Pull out every line below that contains the word "Vadstena".
------------------------
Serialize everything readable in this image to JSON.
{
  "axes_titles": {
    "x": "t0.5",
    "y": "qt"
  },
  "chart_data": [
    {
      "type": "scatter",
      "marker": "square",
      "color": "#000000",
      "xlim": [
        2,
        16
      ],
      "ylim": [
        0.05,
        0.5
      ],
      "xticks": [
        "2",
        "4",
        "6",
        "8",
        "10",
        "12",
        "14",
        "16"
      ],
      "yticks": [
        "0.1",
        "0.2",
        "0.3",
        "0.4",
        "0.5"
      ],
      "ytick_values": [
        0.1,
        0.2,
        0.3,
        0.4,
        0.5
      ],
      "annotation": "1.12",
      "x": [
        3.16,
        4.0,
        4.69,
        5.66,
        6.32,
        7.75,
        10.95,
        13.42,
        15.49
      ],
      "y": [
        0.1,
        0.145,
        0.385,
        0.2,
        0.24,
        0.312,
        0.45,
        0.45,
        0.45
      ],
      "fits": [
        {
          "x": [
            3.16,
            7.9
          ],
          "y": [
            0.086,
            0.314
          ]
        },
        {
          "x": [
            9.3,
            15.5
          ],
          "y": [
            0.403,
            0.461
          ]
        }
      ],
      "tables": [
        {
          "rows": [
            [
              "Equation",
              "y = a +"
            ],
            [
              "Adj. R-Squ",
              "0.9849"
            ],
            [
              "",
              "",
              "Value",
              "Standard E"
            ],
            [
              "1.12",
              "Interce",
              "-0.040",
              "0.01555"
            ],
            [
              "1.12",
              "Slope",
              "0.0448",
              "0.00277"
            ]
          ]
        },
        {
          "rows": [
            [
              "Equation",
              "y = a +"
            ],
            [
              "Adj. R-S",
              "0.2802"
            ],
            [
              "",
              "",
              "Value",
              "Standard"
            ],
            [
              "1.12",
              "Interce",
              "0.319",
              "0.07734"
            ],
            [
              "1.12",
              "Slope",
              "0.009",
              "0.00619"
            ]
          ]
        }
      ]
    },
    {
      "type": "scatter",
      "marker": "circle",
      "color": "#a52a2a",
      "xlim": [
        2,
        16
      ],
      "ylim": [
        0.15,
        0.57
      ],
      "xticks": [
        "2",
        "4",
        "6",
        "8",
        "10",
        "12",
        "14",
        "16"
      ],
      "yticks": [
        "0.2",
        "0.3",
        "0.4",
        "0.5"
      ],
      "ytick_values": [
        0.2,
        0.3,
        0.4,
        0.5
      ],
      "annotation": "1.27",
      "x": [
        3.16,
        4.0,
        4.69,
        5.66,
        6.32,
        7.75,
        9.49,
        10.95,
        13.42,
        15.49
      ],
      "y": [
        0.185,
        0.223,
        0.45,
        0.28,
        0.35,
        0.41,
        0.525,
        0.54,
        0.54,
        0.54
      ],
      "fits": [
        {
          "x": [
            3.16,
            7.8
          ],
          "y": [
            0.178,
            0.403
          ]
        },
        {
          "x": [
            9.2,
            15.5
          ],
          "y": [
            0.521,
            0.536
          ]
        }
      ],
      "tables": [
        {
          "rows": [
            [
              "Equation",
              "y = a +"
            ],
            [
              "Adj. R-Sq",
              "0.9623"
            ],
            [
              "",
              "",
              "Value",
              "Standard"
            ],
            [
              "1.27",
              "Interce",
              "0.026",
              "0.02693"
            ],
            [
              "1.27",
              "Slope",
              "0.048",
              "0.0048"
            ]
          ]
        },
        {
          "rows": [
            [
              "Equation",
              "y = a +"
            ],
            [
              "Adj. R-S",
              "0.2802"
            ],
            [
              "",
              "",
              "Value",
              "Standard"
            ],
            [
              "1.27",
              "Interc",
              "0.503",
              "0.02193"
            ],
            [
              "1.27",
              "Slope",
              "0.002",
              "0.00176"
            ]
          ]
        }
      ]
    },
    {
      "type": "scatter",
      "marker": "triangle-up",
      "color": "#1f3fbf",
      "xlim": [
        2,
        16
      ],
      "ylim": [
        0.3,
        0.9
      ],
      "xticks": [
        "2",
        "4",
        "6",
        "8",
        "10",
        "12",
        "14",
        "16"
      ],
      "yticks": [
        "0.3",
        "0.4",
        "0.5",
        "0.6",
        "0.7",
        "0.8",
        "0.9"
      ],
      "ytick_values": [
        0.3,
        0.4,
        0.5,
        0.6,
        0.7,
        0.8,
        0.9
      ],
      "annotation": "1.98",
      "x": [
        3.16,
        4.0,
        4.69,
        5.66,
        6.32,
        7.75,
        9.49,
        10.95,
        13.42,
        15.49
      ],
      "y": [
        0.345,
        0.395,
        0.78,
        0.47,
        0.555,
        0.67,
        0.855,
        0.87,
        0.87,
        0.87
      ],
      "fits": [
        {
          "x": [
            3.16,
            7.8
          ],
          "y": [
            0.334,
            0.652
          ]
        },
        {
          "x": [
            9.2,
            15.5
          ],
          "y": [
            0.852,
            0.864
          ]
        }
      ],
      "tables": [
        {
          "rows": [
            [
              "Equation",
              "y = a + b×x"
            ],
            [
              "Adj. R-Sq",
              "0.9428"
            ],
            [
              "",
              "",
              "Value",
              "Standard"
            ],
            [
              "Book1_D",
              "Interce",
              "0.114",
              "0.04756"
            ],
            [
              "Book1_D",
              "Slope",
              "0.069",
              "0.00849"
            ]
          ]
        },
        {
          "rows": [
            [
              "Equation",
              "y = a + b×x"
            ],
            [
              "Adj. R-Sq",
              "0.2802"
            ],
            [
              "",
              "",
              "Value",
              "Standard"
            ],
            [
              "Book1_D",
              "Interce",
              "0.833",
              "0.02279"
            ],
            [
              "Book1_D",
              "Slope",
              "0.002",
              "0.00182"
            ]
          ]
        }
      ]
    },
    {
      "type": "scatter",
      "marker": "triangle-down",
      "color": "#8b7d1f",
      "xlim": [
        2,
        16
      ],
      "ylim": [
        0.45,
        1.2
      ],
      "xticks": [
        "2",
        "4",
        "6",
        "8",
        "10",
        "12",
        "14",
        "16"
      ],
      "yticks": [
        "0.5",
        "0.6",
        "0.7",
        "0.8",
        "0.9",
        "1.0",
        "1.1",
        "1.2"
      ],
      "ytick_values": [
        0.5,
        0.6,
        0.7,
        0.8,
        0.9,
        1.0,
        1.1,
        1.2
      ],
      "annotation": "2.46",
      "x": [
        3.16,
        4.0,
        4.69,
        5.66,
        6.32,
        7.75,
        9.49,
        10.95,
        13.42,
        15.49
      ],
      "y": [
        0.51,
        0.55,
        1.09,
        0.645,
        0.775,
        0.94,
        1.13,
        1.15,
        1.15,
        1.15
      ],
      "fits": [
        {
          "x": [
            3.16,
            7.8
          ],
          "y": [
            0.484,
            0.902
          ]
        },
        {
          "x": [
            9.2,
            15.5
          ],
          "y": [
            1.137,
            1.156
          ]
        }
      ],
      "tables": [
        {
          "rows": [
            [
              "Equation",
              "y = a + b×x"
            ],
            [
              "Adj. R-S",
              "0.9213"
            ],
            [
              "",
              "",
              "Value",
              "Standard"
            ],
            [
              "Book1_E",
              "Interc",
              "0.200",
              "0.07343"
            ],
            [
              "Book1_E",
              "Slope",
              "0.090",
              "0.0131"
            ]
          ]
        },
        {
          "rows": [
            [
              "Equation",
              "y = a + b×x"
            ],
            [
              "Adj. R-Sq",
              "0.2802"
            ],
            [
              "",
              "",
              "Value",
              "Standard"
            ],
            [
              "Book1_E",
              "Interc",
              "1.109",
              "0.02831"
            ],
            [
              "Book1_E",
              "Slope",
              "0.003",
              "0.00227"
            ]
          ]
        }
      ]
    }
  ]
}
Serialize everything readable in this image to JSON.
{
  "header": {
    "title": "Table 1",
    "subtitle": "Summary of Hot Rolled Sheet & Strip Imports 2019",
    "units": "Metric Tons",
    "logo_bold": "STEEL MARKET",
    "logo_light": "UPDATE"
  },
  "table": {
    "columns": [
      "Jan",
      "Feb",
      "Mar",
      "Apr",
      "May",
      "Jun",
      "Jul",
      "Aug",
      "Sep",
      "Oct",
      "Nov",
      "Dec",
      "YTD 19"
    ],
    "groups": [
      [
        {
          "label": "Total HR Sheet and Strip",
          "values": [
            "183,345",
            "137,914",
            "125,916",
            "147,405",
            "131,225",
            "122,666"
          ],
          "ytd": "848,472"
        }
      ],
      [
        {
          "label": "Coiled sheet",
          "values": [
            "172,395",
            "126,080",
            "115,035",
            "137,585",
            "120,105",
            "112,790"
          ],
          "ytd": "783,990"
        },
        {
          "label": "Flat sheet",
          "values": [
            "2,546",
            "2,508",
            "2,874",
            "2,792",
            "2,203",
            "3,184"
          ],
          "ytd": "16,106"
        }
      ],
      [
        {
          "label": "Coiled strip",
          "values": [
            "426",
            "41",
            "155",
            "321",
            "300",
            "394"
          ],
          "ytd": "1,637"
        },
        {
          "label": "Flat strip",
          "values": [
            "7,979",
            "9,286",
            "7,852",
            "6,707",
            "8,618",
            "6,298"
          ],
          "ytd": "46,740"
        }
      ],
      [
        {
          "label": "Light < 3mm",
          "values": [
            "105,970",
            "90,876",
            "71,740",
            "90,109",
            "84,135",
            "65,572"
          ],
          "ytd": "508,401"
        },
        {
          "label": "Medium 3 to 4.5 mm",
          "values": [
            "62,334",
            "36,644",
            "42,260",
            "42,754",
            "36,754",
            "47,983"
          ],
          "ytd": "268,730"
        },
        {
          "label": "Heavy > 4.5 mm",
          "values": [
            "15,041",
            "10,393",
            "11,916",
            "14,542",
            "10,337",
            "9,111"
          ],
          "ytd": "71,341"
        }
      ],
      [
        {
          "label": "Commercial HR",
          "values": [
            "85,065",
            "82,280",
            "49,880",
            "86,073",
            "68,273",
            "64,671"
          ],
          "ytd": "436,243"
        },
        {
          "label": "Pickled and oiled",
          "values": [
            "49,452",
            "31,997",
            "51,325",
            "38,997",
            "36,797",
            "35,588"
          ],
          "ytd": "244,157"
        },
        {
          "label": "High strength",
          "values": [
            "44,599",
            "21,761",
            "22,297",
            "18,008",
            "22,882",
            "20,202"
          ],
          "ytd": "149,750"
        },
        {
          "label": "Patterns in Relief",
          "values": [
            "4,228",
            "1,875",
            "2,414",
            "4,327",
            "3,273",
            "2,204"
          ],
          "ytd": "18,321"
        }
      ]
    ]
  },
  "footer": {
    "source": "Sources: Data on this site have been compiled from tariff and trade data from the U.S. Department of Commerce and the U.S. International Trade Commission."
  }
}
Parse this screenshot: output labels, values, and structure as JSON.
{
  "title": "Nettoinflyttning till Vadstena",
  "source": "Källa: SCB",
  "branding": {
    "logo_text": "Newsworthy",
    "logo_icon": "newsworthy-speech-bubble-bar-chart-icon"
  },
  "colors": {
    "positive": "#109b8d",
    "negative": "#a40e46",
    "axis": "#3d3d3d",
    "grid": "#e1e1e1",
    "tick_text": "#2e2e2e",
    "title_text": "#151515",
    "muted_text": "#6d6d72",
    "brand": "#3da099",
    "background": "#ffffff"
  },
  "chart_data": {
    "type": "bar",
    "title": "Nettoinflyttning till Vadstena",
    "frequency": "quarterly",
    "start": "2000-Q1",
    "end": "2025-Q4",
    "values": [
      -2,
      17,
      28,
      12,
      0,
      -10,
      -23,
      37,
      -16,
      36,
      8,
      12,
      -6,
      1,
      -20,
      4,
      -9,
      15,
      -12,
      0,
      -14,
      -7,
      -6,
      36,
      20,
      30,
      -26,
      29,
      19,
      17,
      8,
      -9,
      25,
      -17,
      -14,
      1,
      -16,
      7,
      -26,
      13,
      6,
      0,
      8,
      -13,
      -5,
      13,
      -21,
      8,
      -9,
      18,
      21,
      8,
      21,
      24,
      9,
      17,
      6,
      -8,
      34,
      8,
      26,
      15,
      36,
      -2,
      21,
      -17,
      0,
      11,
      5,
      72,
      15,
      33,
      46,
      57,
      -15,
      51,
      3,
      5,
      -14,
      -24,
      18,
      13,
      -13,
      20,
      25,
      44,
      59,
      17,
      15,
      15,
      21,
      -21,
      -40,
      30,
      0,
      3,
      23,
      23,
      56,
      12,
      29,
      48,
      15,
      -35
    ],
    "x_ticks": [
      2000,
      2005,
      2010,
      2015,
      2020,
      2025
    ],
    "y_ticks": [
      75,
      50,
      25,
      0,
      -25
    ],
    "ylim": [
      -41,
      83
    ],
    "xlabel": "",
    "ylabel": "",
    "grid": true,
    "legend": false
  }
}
------------------------
Result:
  "title": "Nettoinflyttning till Vadstena",
    "title": "Nettoinflyttning till Vadstena",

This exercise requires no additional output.